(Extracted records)
▶
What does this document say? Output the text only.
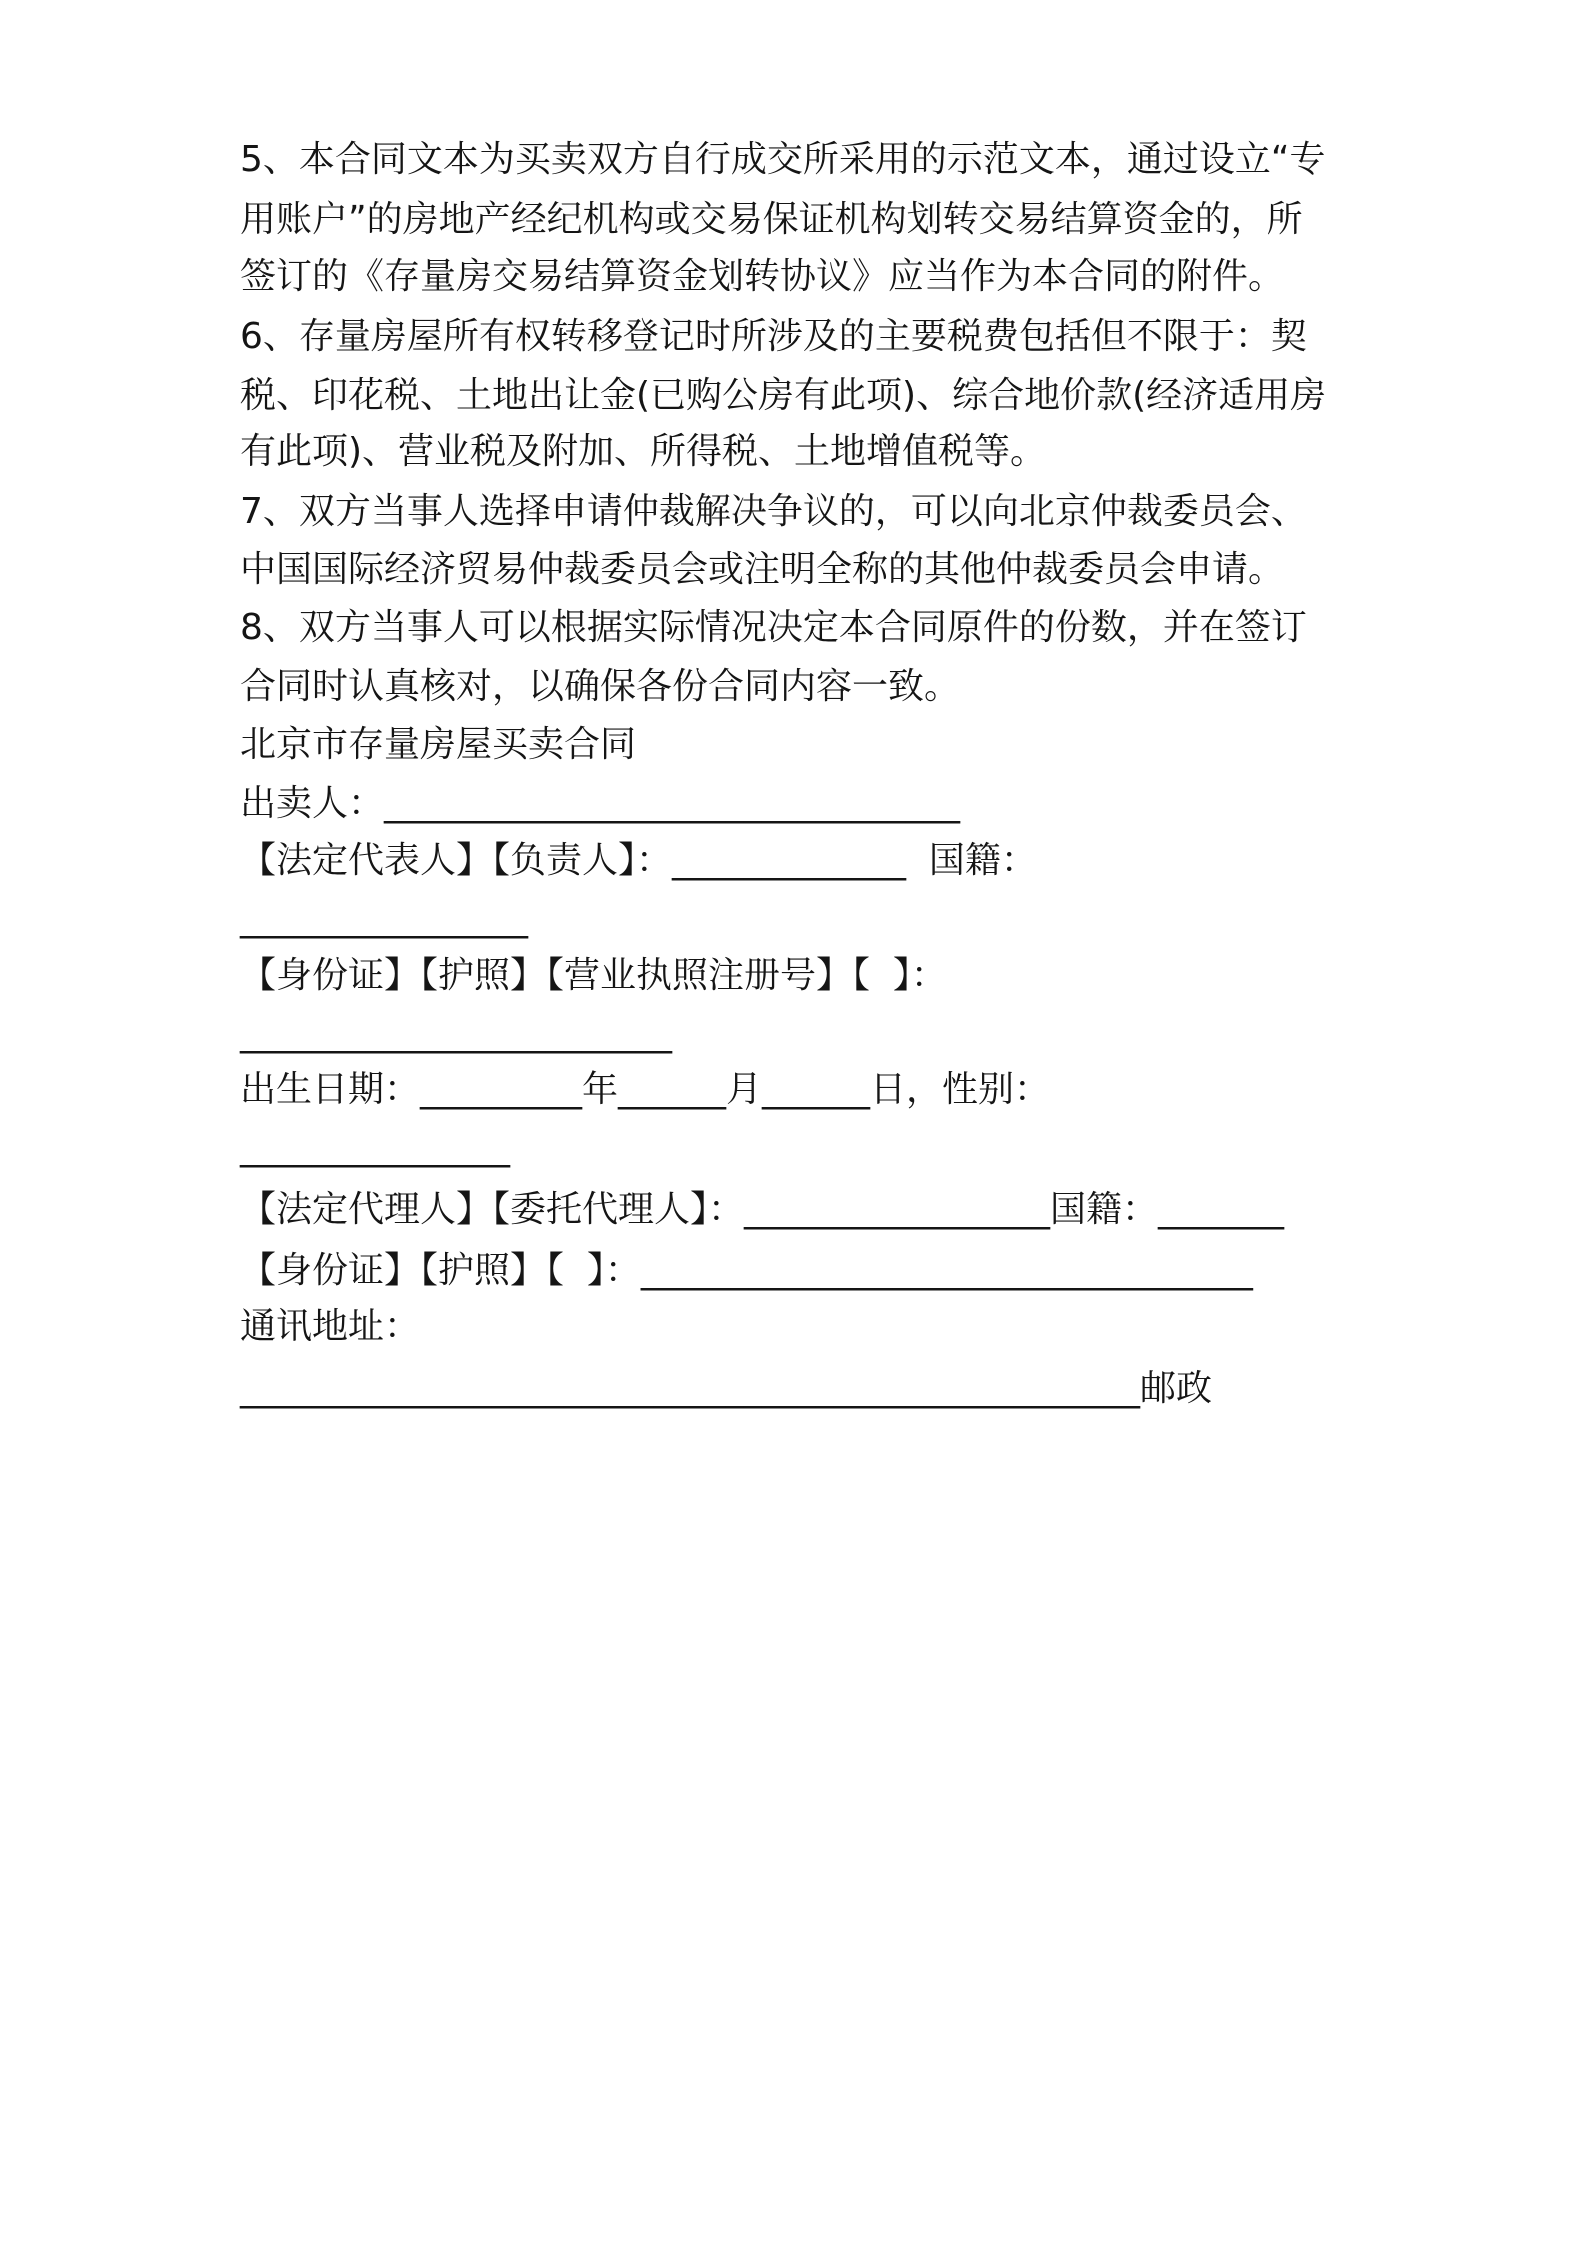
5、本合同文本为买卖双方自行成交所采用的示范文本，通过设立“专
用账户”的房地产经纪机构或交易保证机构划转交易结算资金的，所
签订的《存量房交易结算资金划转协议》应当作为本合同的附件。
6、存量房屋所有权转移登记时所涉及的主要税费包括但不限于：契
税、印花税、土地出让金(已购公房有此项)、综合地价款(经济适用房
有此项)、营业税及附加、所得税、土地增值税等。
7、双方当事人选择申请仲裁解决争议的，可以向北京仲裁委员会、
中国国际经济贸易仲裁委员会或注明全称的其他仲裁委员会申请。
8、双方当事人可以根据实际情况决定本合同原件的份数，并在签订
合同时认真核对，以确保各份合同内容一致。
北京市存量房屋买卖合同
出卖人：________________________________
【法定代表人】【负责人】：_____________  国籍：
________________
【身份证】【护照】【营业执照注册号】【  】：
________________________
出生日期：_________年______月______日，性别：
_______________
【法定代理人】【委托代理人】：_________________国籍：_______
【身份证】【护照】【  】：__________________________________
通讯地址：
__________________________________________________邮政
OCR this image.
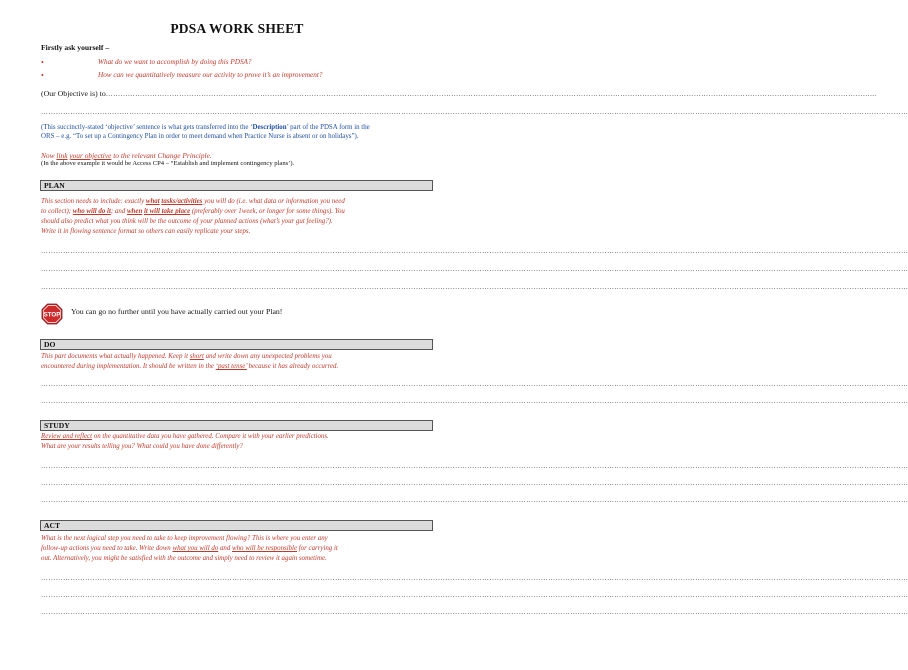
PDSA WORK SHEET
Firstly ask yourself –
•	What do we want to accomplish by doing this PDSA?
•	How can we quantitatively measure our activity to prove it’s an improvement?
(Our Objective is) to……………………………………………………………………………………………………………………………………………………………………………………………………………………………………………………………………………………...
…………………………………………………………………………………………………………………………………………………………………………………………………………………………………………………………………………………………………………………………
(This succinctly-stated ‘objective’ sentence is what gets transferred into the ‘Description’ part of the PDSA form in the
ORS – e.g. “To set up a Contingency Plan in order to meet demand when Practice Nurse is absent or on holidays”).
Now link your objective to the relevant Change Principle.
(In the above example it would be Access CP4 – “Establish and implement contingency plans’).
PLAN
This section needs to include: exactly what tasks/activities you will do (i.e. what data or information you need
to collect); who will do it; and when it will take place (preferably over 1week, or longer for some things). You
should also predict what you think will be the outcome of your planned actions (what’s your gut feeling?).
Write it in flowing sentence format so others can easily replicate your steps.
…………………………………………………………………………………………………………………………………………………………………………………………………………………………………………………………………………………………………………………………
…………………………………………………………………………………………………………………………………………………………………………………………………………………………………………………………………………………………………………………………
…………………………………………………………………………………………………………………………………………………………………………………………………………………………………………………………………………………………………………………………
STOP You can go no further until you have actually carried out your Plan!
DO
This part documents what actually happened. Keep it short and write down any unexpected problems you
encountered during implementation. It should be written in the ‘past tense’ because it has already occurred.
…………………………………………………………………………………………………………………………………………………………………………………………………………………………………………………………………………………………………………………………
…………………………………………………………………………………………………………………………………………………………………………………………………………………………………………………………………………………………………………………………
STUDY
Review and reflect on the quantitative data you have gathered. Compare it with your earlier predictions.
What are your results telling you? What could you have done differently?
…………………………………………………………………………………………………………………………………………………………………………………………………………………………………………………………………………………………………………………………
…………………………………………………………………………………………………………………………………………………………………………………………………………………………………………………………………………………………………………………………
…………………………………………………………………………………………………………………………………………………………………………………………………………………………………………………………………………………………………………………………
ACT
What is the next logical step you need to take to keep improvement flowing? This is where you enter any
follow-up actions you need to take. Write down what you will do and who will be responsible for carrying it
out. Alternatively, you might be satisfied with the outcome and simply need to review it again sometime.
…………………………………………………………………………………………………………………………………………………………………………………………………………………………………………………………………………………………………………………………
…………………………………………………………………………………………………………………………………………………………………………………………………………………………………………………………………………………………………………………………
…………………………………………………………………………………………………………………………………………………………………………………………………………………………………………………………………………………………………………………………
◀
What to do:
Among the lines above, how many contain the string "with"? State the number alone.

Correct result:
2